* [EXERCISE PROMPT]:
Every line of the listing must be reproduced as it stands. Leave the images behind.

* [DATASET RECORDS]:
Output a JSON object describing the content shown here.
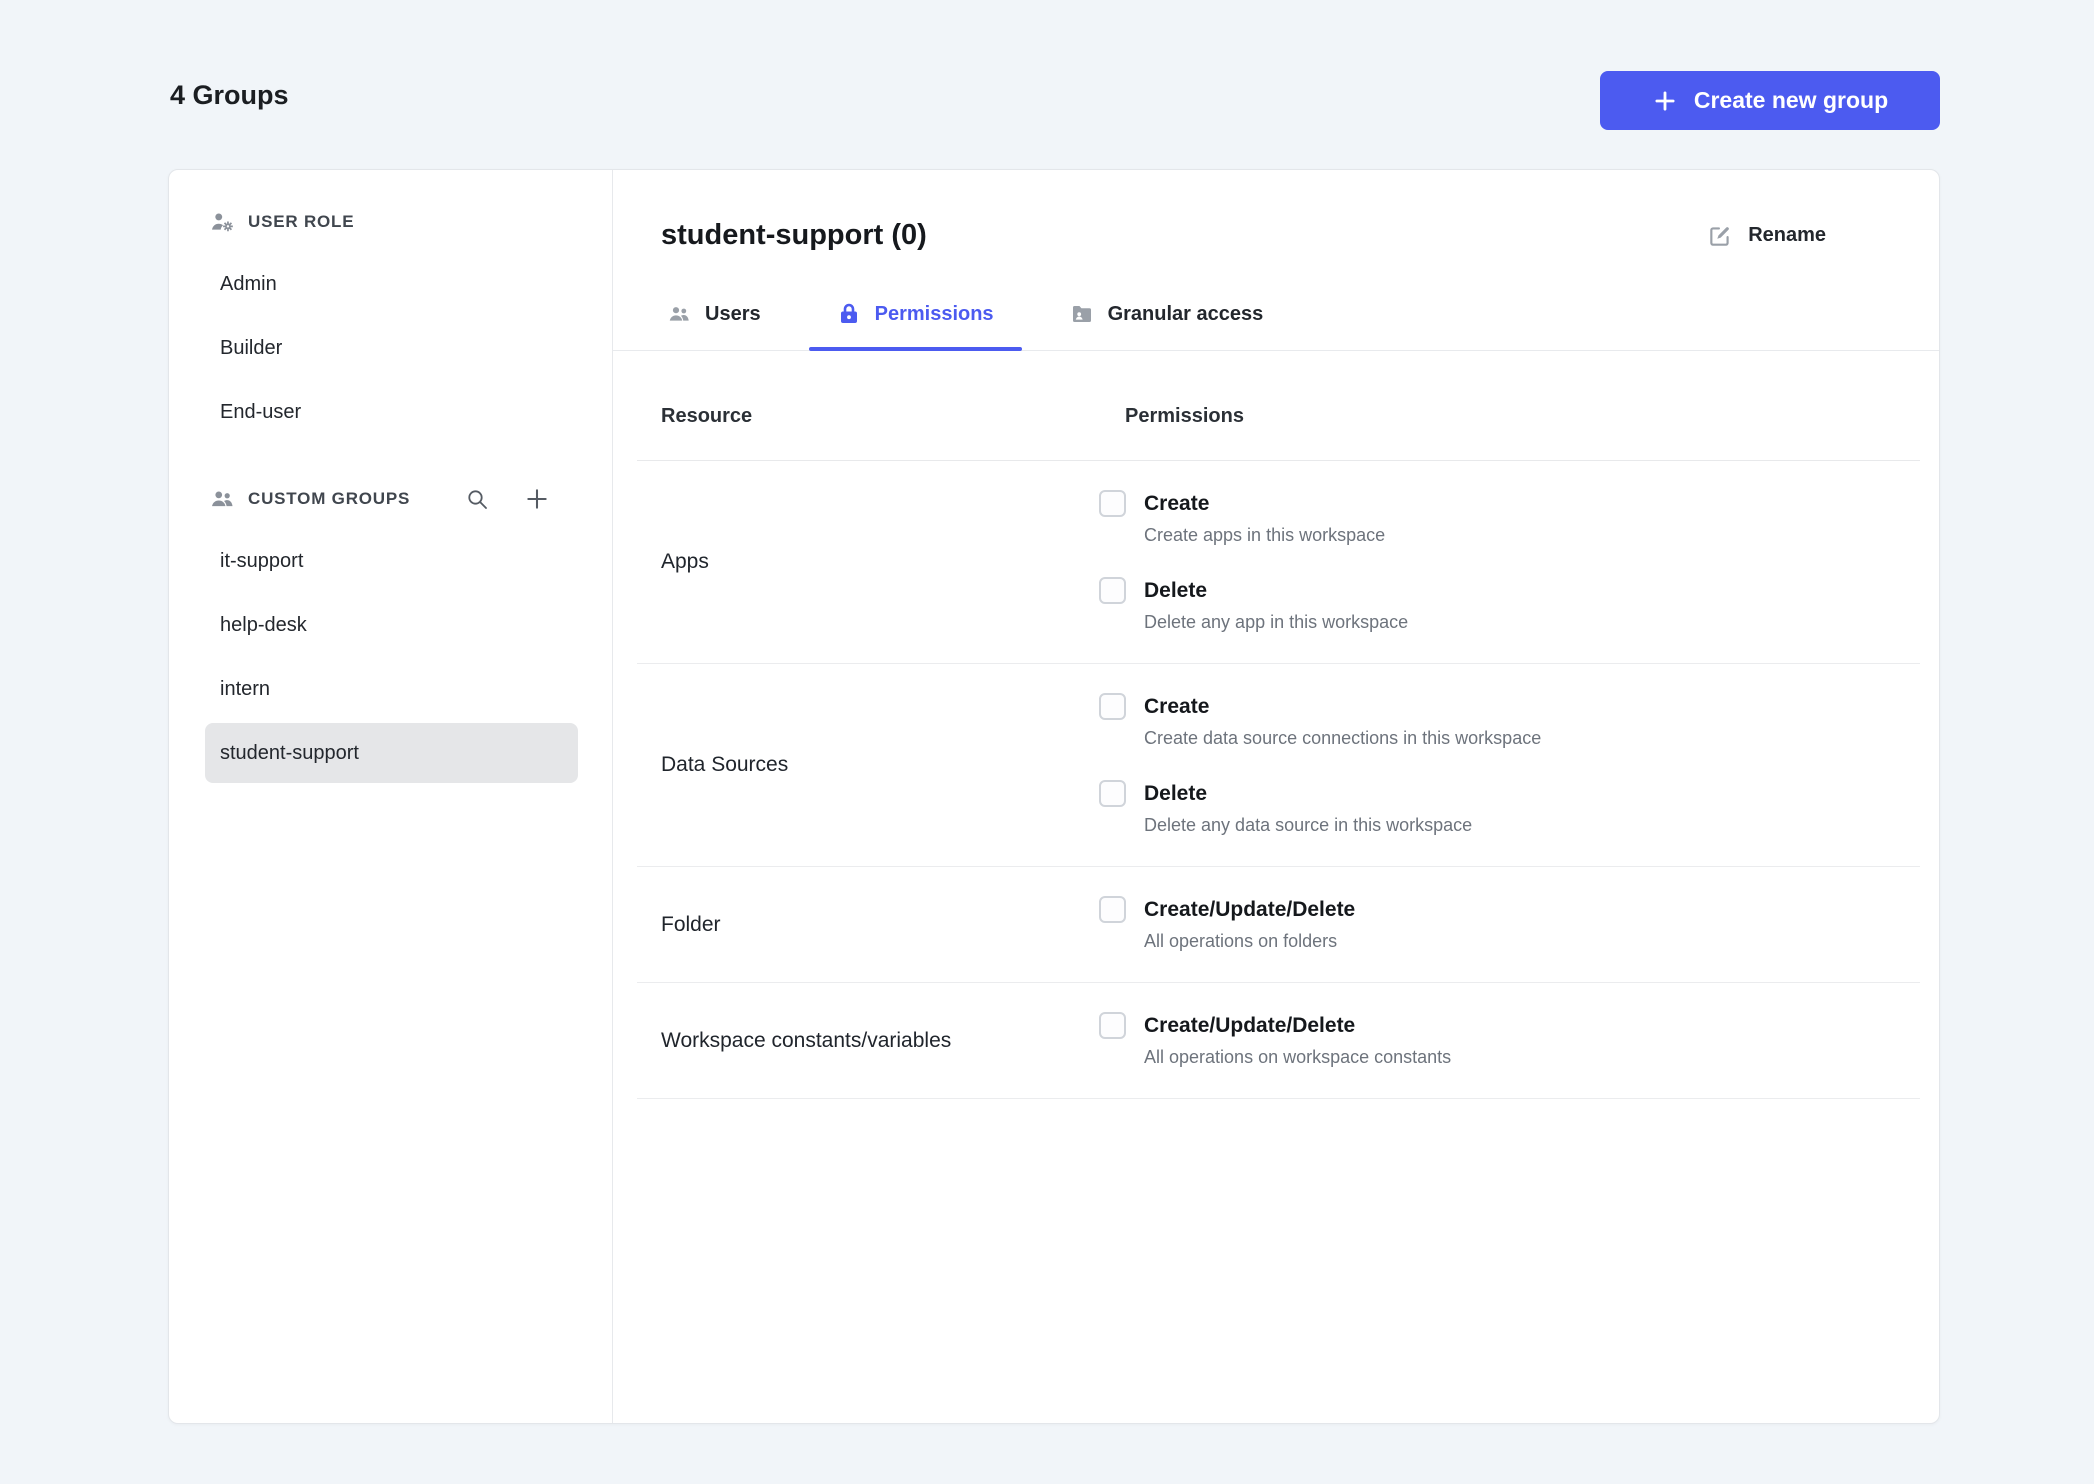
{
  "page": {
    "title": "4 Groups",
    "create_button_label": "Create new group"
  },
  "sidebar": {
    "user_role": {
      "header": "USER ROLE",
      "items": [
        {
          "label": "Admin"
        },
        {
          "label": "Builder"
        },
        {
          "label": "End-user"
        }
      ]
    },
    "custom_groups": {
      "header": "CUSTOM GROUPS",
      "items": [
        {
          "label": "it-support",
          "selected": false
        },
        {
          "label": "help-desk",
          "selected": false
        },
        {
          "label": "intern",
          "selected": false
        },
        {
          "label": "student-support",
          "selected": true
        }
      ]
    }
  },
  "main": {
    "title": "student-support (0)",
    "rename_label": "Rename",
    "tabs": [
      {
        "label": "Users",
        "active": false
      },
      {
        "label": "Permissions",
        "active": true
      },
      {
        "label": "Granular access",
        "active": false
      }
    ],
    "table": {
      "headers": {
        "resource": "Resource",
        "permissions": "Permissions"
      },
      "rows": [
        {
          "resource": "Apps",
          "permissions": [
            {
              "label": "Create",
              "description": "Create apps in this workspace",
              "checked": false
            },
            {
              "label": "Delete",
              "description": "Delete any app in this workspace",
              "checked": false
            }
          ]
        },
        {
          "resource": "Data Sources",
          "permissions": [
            {
              "label": "Create",
              "description": "Create data source connections in this workspace",
              "checked": false
            },
            {
              "label": "Delete",
              "description": "Delete any data source in this workspace",
              "checked": false
            }
          ]
        },
        {
          "resource": "Folder",
          "permissions": [
            {
              "label": "Create/Update/Delete",
              "description": "All operations on folders",
              "checked": false
            }
          ]
        },
        {
          "resource": "Workspace constants/variables",
          "permissions": [
            {
              "label": "Create/Update/Delete",
              "description": "All operations on workspace constants",
              "checked": false
            }
          ]
        }
      ]
    }
  },
  "icons": {
    "user_role_header": "user-gear-icon",
    "custom_groups_header": "users-icon",
    "search": "search-icon",
    "add_group": "plus-icon",
    "users_tab": "users-icon",
    "permissions_tab": "lock-icon",
    "granular_access_tab": "folder-user-icon",
    "rename": "edit-pencil-icon",
    "create_button": "plus-icon"
  },
  "colors": {
    "accent": "#4c5bf0",
    "page_background": "#f1f5f9",
    "selected_item_background": "#e5e6e8"
  }
}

* [TASK SOLUTION]:
Output a JSON object describing the content shown here.
{
  "page": {
    "title": "4 Groups",
    "create_button_label": "Create new group"
  },
  "sidebar": {
    "user_role": {
      "header": "USER ROLE",
      "items": [
        {
          "label": "Admin"
        },
        {
          "label": "Builder"
        },
        {
          "label": "End-user"
        }
      ]
    },
    "custom_groups": {
      "header": "CUSTOM GROUPS",
      "items": [
        {
          "label": "it-support",
          "selected": false
        },
        {
          "label": "help-desk",
          "selected": false
        },
        {
          "label": "intern",
          "selected": false
        },
        {
          "label": "student-support",
          "selected": true
        }
      ]
    }
  },
  "main": {
    "title": "student-support (0)",
    "rename_label": "Rename",
    "tabs": [
      {
        "label": "Users",
        "active": false
      },
      {
        "label": "Permissions",
        "active": true
      },
      {
        "label": "Granular access",
        "active": false
      }
    ],
    "table": {
      "headers": {
        "resource": "Resource",
        "permissions": "Permissions"
      },
      "rows": [
        {
          "resource": "Apps",
          "permissions": [
            {
              "label": "Create",
              "description": "Create apps in this workspace",
              "checked": false
            },
            {
              "label": "Delete",
              "description": "Delete any app in this workspace",
              "checked": false
            }
          ]
        },
        {
          "resource": "Data Sources",
          "permissions": [
            {
              "label": "Create",
              "description": "Create data source connections in this workspace",
              "checked": false
            },
            {
              "label": "Delete",
              "description": "Delete any data source in this workspace",
              "checked": false
            }
          ]
        },
        {
          "resource": "Folder",
          "permissions": [
            {
              "label": "Create/Update/Delete",
              "description": "All operations on folders",
              "checked": false
            }
          ]
        },
        {
          "resource": "Workspace constants/variables",
          "permissions": [
            {
              "label": "Create/Update/Delete",
              "description": "All operations on workspace constants",
              "checked": false
            }
          ]
        }
      ]
    }
  },
  "icons": {
    "user_role_header": "user-gear-icon",
    "custom_groups_header": "users-icon",
    "search": "search-icon",
    "add_group": "plus-icon",
    "users_tab": "users-icon",
    "permissions_tab": "lock-icon",
    "granular_access_tab": "folder-user-icon",
    "rename": "edit-pencil-icon",
    "create_button": "plus-icon"
  },
  "colors": {
    "accent": "#4c5bf0",
    "page_background": "#f1f5f9",
    "selected_item_background": "#e5e6e8"
  }
}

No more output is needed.